## Aim of the task
Copy the records below word for word, starting with the line that contains "portfolio-tile-title: Solid Knowledge" and going on through the line that contains "portfolio-tile-title: Placeholder Portfolio 4", with both of those lines included.

++++++

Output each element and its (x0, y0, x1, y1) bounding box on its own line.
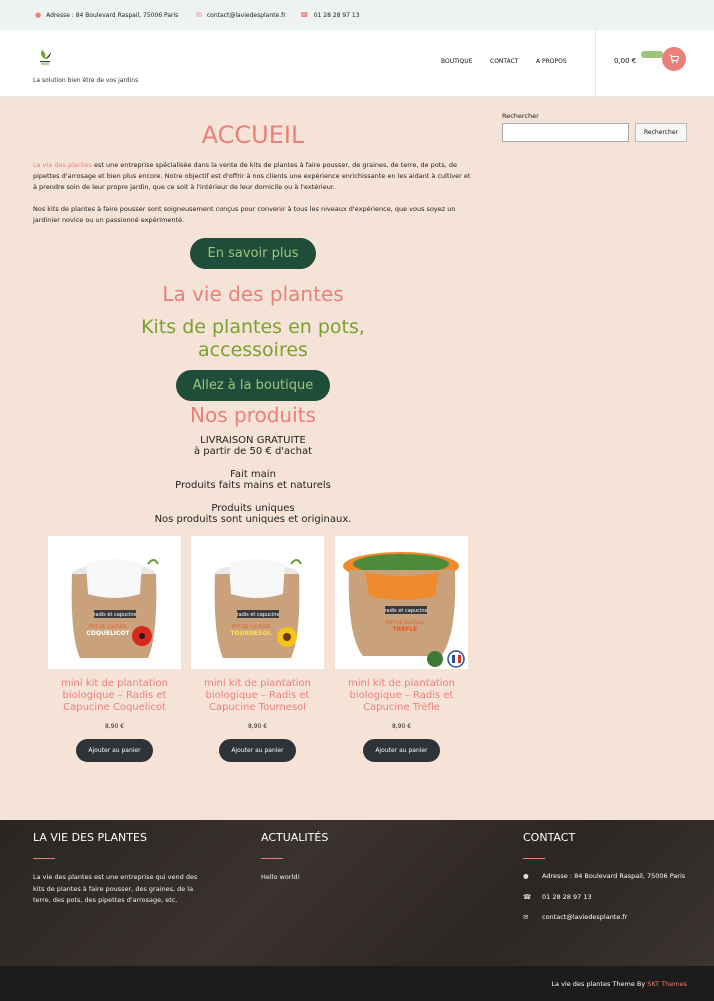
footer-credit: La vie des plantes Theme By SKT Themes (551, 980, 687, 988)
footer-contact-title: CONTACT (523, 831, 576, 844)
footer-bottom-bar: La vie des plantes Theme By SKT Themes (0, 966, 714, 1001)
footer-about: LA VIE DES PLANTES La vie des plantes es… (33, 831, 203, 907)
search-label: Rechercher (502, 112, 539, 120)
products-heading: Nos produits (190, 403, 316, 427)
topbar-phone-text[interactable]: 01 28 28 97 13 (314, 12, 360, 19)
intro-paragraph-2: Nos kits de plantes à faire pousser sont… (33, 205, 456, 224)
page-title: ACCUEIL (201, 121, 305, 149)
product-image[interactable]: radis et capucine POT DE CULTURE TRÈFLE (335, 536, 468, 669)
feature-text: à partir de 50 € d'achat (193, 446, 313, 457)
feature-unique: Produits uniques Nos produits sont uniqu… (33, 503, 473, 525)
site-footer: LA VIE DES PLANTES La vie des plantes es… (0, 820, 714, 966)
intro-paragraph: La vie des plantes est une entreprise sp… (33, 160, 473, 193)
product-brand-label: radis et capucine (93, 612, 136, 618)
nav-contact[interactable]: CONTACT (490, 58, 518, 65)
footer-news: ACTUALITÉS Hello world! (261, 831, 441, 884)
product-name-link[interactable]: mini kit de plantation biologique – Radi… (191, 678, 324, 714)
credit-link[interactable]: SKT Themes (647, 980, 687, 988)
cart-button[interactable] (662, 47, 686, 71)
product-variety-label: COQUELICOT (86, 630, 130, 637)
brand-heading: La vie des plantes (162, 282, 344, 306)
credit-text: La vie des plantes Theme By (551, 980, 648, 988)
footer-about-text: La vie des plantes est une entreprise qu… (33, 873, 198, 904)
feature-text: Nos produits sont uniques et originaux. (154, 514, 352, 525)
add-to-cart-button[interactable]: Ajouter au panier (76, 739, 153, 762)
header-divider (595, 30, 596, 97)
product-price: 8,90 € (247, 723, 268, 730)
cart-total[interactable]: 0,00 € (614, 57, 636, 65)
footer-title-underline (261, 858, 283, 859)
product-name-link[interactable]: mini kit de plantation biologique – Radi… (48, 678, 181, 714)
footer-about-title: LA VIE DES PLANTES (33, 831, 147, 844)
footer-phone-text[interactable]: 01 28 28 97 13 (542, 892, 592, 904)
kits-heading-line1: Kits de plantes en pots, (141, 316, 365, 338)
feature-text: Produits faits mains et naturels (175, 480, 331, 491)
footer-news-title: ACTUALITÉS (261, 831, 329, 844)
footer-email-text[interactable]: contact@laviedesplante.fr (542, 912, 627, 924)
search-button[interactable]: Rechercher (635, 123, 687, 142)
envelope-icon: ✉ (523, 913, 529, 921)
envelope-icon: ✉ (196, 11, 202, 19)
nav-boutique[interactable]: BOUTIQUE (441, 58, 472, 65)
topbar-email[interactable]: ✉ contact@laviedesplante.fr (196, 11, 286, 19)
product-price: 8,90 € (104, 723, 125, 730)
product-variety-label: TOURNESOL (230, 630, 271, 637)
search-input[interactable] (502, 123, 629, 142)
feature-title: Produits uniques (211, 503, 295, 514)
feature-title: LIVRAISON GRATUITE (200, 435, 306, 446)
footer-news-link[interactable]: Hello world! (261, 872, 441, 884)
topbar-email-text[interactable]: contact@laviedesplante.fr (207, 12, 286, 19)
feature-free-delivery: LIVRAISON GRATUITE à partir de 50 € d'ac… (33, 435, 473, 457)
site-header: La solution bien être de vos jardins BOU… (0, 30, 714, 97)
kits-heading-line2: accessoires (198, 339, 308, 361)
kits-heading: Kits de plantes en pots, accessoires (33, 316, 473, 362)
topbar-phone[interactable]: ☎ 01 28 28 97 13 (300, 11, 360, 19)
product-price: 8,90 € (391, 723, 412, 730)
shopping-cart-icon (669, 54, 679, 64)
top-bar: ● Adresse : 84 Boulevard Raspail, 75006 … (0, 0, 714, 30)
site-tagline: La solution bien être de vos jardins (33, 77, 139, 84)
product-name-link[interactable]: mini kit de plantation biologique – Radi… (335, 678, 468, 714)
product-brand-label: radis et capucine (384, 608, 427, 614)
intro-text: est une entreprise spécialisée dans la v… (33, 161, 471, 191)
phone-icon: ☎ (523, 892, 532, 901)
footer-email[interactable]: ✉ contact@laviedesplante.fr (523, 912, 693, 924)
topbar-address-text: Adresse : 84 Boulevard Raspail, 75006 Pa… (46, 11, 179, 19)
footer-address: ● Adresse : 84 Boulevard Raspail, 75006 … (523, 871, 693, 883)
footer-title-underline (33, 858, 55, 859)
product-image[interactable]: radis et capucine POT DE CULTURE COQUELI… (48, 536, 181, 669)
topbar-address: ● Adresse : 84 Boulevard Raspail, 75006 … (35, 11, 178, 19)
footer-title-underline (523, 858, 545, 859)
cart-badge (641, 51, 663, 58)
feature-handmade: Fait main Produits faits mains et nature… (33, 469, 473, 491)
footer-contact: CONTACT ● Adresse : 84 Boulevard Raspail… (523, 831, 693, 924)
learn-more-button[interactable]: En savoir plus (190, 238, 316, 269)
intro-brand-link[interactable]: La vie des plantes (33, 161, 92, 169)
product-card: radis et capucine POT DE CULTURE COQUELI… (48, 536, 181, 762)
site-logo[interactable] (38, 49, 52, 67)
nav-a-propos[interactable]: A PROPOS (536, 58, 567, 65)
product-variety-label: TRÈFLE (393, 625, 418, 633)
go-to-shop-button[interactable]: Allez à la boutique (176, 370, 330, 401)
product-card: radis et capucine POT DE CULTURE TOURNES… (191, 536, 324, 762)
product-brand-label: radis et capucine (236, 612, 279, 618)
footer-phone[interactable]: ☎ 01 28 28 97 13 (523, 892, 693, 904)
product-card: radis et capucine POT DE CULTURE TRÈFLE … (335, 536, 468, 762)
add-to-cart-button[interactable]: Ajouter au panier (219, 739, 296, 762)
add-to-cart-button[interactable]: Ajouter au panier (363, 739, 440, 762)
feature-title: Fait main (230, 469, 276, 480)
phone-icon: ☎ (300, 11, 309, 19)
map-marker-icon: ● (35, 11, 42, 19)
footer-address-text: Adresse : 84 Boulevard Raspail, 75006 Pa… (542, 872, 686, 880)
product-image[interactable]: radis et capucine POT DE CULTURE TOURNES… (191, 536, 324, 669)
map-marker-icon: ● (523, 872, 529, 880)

++++++

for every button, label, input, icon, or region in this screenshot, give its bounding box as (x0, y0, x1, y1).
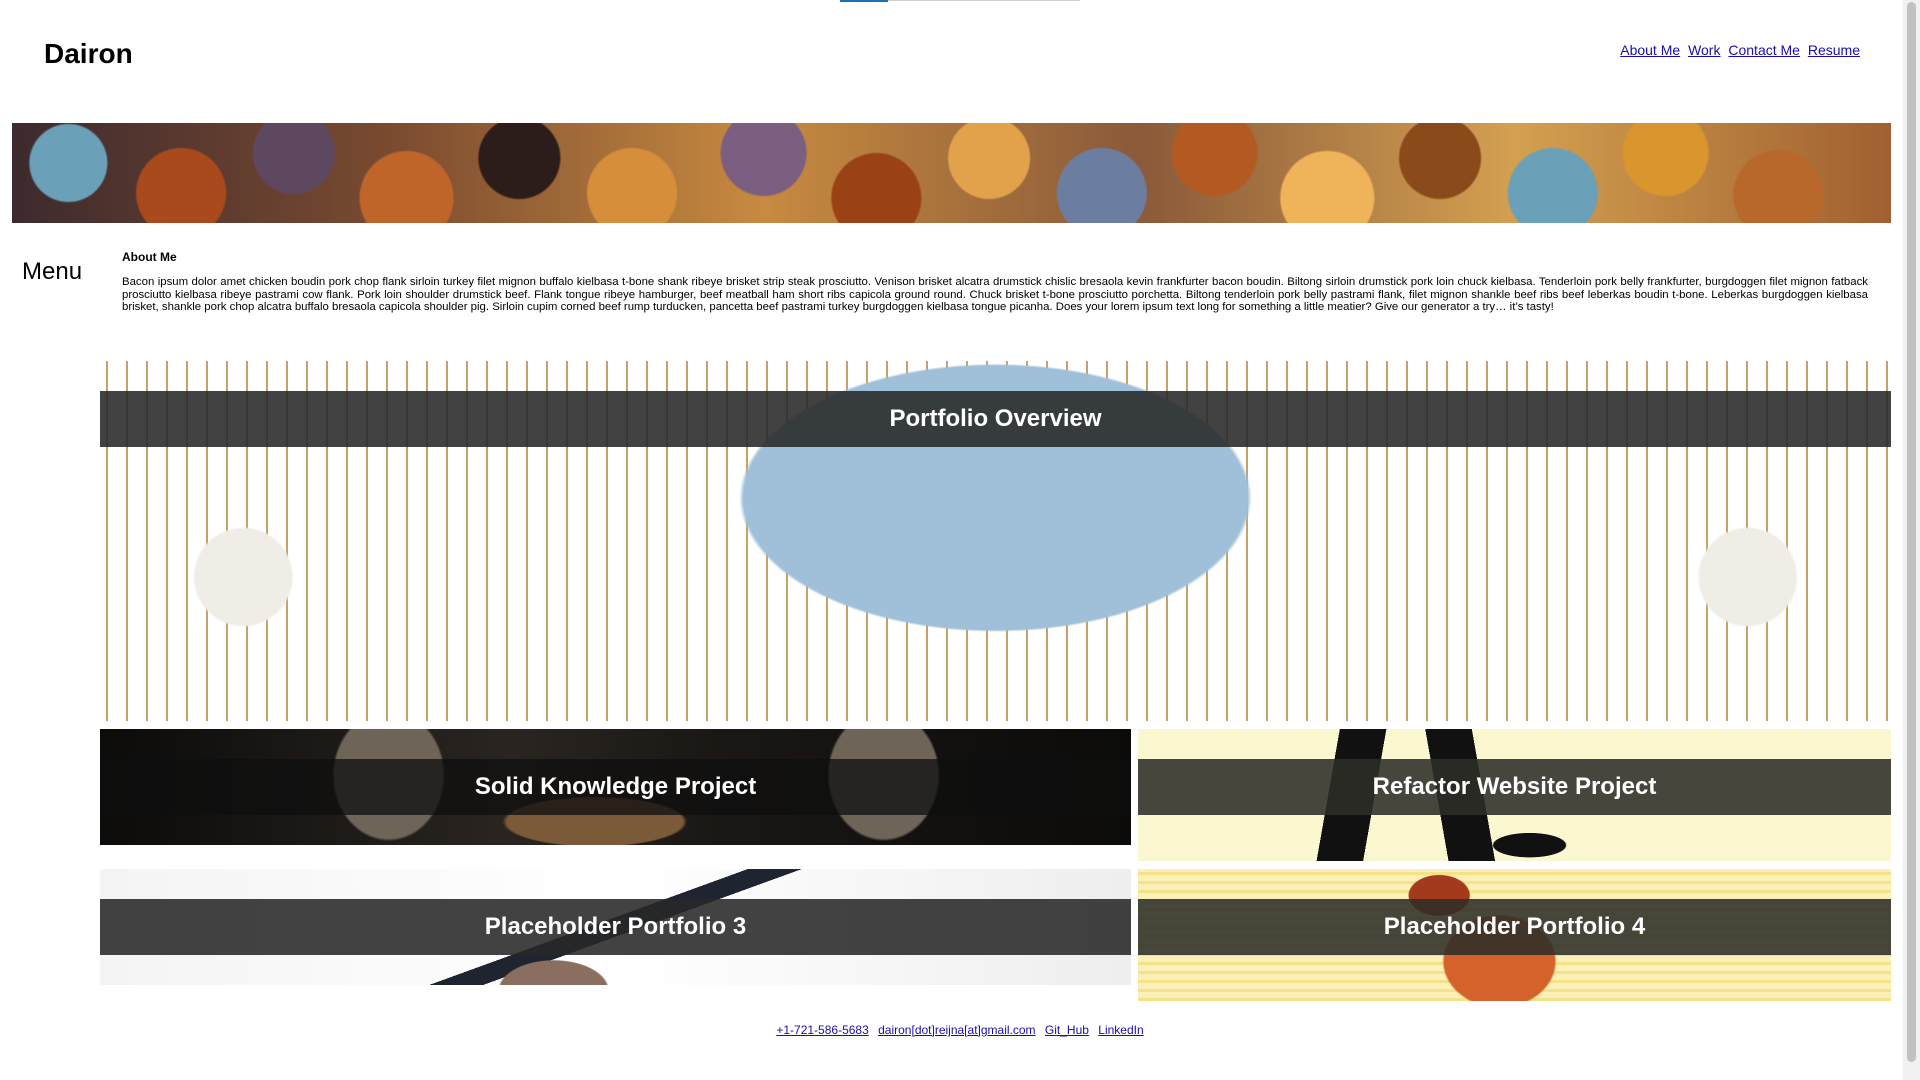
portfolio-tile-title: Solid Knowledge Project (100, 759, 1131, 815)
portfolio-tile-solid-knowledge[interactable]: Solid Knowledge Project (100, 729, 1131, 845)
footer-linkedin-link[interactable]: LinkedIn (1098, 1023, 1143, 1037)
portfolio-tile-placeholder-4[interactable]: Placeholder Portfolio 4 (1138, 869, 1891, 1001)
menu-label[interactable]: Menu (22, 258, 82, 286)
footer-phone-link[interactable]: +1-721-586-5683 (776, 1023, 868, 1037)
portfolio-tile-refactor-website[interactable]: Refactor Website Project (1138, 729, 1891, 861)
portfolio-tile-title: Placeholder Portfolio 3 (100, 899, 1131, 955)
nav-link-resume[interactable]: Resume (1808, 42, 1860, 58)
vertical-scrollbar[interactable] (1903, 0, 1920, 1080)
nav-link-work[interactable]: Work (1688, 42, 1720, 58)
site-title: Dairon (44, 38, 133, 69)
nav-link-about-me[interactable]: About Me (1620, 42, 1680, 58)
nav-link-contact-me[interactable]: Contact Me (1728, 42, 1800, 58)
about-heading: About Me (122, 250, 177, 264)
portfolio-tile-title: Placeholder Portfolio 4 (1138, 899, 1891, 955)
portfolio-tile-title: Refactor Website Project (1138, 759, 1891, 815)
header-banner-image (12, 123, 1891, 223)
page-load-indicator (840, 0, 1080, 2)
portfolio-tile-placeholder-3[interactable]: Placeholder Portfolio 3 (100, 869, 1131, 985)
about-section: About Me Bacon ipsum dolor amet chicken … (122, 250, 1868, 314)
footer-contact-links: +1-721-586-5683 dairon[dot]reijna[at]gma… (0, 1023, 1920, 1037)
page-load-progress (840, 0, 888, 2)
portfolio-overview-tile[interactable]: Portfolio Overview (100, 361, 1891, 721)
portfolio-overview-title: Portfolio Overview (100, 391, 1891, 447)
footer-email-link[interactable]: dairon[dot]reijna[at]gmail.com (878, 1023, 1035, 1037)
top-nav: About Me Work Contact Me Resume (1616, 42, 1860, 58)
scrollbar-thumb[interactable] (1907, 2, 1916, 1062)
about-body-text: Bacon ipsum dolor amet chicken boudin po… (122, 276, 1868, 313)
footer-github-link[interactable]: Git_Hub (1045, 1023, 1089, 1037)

++++++

## Reply
portfolio-tile-title: Solid Knowledge Project (100, 759, 1131, 815)
portfolio-tile-solid-knowledge[interactable]: Solid Knowledge Project (100, 729, 1131, 845)
footer-linkedin-link[interactable]: LinkedIn (1098, 1023, 1143, 1037)
portfolio-tile-placeholder-4[interactable]: Placeholder Portfolio 4 (1138, 869, 1891, 1001)
menu-label[interactable]: Menu (22, 258, 82, 286)
footer-phone-link[interactable]: +1-721-586-5683 (776, 1023, 868, 1037)
portfolio-tile-refactor-website[interactable]: Refactor Website Project (1138, 729, 1891, 861)
portfolio-tile-title: Placeholder Portfolio 3 (100, 899, 1131, 955)
nav-link-resume[interactable]: Resume (1808, 42, 1860, 58)
vertical-scrollbar[interactable] (1903, 0, 1920, 1080)
nav-link-work[interactable]: Work (1688, 42, 1720, 58)
site-title: Dairon (44, 38, 133, 69)
nav-link-about-me[interactable]: About Me (1620, 42, 1680, 58)
nav-link-contact-me[interactable]: Contact Me (1728, 42, 1800, 58)
about-heading: About Me (122, 250, 177, 264)
portfolio-tile-title: Placeholder Portfolio 4 (1138, 899, 1891, 955)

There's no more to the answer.